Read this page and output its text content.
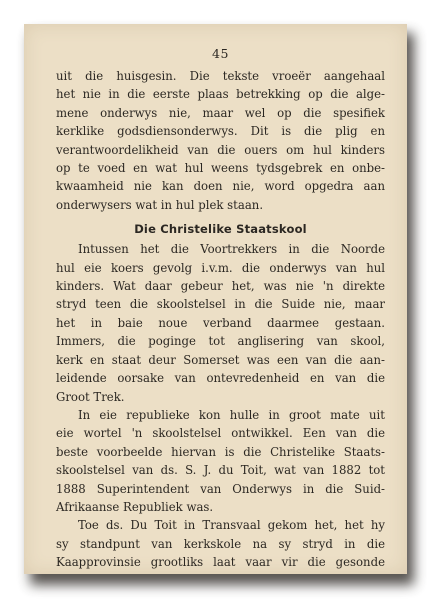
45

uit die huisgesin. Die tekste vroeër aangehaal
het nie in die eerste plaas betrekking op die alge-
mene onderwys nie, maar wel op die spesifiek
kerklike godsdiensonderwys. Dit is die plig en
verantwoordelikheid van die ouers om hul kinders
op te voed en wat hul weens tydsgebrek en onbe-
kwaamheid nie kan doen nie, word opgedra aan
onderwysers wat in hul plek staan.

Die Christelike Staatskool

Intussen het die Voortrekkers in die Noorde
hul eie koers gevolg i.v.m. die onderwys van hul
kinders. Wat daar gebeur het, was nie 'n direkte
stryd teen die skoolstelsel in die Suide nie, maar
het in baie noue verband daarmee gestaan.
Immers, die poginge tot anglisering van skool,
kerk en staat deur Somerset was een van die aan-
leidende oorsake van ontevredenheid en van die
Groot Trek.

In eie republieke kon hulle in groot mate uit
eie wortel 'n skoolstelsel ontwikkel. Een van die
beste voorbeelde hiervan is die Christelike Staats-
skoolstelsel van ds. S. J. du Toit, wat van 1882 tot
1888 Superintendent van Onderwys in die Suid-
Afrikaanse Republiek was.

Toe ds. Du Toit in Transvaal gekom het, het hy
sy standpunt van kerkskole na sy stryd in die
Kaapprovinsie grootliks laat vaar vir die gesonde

────────────────────────────────────────

▸ Stated task: Above are the records. Identify each line that contains the word "Christelike".

▸ Completed task:
Die Christelike Staatskool
beste voorbeelde hiervan is die Christelike Staats-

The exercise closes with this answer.